Dataset entries:
━━━━━━━━
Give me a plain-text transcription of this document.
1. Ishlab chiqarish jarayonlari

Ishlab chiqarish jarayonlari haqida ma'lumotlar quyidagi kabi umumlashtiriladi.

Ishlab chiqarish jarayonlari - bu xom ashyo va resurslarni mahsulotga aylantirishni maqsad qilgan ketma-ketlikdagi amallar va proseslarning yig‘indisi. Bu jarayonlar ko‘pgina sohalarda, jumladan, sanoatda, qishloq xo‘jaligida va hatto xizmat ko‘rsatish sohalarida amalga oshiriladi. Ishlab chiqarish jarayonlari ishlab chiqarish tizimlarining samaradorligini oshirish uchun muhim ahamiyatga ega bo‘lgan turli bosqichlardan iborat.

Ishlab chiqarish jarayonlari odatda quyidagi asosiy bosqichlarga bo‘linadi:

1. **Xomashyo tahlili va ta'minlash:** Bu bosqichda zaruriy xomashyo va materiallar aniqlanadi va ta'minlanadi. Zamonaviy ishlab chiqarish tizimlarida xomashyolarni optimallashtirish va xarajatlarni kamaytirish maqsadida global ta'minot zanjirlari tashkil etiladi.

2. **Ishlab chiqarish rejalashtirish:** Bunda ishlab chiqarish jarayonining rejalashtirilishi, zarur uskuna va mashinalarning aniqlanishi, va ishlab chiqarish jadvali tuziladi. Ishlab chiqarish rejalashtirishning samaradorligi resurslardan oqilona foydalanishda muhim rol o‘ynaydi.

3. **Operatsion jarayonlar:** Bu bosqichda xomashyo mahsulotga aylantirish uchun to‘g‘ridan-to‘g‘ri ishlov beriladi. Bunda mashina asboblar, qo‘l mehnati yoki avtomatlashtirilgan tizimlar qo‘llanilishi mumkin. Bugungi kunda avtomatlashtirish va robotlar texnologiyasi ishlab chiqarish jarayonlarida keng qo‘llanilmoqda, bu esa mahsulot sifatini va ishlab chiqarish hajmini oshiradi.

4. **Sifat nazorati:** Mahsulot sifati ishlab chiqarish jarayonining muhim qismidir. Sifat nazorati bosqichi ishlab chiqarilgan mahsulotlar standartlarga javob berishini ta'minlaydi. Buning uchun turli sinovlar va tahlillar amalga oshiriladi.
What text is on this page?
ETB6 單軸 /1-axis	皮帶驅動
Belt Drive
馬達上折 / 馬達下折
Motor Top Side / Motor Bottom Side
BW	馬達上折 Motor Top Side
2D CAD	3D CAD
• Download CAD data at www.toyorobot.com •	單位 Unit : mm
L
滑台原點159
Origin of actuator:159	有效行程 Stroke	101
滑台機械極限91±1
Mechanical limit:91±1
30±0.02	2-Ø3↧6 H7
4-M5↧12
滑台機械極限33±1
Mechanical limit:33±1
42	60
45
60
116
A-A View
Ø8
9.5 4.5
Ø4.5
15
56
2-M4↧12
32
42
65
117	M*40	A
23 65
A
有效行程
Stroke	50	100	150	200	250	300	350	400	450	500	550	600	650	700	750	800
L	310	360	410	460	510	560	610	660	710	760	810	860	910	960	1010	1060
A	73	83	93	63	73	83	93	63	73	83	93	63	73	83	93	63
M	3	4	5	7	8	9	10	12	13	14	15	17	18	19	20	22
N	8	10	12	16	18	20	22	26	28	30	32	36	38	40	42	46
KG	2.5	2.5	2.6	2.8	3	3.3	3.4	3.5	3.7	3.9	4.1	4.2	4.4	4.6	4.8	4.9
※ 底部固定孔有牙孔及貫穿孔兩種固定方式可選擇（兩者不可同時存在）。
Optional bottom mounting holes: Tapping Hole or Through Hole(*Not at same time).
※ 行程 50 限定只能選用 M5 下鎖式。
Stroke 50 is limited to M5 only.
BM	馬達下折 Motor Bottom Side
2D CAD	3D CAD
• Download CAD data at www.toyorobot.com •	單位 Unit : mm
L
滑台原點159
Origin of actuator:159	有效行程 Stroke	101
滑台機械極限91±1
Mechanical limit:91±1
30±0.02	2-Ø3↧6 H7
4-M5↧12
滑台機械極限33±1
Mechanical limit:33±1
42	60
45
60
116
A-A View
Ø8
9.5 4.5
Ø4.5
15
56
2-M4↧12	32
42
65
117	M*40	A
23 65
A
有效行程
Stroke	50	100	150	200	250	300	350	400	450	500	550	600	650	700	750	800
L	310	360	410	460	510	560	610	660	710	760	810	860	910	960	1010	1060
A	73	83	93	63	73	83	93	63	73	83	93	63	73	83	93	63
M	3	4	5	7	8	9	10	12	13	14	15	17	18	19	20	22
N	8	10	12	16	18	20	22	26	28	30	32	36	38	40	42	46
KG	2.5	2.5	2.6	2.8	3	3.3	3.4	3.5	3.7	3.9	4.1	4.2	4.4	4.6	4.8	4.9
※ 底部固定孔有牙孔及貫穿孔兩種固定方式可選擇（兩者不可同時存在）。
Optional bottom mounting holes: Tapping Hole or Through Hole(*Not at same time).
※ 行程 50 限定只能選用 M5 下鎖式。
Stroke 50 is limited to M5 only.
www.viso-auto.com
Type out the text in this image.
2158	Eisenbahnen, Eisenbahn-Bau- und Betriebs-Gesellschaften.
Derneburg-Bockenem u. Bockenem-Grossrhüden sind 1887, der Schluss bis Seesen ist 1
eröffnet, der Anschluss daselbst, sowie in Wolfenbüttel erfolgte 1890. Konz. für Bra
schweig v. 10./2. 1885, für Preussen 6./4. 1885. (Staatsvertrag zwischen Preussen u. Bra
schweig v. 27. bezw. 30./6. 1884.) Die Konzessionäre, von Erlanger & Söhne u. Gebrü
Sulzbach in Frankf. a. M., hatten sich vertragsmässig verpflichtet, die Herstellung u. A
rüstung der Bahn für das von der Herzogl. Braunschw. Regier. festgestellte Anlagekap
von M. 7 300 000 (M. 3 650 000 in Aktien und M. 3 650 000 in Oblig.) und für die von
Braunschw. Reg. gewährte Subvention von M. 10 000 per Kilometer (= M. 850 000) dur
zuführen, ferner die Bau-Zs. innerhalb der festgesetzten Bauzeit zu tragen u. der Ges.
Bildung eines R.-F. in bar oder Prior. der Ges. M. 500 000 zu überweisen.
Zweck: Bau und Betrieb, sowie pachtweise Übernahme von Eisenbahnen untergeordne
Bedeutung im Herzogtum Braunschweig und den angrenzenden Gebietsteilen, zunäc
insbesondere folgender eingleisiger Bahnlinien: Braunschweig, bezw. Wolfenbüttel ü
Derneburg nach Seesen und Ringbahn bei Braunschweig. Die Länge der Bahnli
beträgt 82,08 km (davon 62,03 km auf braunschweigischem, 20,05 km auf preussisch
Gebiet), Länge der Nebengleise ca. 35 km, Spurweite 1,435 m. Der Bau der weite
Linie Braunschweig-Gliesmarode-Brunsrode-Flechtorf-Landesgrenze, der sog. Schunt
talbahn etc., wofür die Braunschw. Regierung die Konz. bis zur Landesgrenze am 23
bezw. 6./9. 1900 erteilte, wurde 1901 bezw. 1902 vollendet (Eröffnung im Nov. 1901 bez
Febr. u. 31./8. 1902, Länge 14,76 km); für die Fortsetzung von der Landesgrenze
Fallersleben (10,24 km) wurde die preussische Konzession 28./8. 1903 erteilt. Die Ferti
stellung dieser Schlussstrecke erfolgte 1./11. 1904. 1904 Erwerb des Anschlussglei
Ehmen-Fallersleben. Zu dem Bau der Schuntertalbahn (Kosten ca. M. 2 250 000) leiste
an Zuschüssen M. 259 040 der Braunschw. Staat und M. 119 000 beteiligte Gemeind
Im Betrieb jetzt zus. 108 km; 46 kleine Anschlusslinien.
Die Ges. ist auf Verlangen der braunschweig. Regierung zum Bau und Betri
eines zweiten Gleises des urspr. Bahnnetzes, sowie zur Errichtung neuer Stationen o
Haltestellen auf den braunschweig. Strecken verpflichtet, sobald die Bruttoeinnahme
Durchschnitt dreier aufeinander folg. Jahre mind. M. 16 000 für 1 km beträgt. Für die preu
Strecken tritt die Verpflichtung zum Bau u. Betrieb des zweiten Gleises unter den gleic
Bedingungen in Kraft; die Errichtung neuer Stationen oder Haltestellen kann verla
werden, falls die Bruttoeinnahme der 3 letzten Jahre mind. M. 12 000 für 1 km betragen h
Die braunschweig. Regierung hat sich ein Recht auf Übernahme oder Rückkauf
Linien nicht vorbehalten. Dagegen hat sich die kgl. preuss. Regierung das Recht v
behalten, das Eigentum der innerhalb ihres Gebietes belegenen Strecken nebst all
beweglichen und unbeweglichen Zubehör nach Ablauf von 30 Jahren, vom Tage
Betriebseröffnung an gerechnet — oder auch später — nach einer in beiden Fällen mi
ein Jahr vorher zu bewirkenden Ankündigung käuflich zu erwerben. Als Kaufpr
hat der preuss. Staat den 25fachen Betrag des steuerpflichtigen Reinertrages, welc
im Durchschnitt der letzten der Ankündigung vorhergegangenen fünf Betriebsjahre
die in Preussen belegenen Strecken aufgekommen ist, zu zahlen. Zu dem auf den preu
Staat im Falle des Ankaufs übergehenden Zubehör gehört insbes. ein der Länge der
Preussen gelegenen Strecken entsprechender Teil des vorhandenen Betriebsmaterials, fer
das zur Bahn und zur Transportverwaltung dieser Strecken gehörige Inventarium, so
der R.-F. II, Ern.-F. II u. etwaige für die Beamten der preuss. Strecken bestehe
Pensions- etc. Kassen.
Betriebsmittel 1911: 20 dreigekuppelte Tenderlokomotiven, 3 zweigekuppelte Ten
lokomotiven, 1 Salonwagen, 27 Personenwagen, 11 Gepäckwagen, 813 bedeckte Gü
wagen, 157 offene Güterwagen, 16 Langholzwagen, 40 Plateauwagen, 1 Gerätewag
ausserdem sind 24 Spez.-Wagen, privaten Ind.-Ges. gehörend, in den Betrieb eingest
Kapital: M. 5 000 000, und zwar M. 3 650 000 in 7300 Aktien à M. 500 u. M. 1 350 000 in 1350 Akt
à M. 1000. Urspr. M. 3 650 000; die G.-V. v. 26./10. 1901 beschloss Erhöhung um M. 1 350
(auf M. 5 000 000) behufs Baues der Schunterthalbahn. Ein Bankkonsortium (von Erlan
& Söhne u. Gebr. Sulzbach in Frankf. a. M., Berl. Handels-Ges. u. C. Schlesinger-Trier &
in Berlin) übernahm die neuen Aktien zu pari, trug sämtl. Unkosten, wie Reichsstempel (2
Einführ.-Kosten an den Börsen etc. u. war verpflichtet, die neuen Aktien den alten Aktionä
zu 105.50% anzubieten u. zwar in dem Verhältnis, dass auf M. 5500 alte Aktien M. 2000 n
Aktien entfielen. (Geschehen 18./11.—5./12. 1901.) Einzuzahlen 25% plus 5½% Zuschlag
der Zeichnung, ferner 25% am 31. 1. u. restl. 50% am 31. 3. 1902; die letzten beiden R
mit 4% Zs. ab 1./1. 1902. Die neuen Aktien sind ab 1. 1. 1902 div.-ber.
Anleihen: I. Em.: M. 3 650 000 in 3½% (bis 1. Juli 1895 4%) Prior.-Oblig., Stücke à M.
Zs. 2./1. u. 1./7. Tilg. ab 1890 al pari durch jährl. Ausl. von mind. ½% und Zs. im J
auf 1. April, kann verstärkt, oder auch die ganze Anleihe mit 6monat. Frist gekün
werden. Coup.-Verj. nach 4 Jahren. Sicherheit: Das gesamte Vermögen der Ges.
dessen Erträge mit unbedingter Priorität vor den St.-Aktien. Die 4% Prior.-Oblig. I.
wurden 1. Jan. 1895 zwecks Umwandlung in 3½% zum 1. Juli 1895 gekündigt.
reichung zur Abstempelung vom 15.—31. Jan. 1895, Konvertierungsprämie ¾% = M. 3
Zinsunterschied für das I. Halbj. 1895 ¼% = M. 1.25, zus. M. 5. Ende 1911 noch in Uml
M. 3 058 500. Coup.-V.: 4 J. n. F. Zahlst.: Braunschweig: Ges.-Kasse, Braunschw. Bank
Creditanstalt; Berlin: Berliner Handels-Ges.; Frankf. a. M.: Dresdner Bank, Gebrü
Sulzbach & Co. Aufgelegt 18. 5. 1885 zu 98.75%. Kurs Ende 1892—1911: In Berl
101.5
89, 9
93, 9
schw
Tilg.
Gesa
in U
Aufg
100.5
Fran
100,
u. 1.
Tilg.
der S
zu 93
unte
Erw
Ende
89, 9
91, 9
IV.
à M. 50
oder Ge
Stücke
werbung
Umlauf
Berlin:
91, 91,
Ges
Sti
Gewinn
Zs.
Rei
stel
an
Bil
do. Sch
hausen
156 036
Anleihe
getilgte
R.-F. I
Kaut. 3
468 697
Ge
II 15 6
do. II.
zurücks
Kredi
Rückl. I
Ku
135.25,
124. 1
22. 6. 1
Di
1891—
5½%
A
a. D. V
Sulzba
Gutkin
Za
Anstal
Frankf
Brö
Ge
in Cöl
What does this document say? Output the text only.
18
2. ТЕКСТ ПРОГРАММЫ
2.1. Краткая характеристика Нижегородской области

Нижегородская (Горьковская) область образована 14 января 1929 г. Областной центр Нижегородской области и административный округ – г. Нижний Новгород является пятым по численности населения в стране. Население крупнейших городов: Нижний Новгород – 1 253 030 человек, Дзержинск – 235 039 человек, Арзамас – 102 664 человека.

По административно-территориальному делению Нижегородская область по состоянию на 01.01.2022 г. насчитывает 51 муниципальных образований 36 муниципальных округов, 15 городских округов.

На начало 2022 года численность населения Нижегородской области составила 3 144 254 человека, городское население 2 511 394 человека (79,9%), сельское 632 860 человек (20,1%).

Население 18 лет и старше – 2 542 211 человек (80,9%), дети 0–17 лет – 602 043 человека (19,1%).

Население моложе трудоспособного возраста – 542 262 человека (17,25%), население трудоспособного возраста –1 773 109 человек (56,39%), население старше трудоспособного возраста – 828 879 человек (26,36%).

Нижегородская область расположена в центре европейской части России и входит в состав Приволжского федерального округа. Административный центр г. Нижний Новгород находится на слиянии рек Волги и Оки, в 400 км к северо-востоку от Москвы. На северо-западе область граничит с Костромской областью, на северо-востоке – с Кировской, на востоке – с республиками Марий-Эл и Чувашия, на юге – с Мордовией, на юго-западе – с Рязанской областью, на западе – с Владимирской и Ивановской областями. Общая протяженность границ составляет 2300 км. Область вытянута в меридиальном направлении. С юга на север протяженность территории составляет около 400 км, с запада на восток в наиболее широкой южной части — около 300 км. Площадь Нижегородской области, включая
━━━━━━━━
● Short problem
Display every line of the listing that contains the string "Seesen".

● Response to this exercise
Derneburg-Bockenem u. Bockenem-Grossrhüden sind 1887, der Schluss bis Seesen ist 1
Derneburg nach Seesen und Ringbahn bei Braunschweig. Die Länge der Bahnli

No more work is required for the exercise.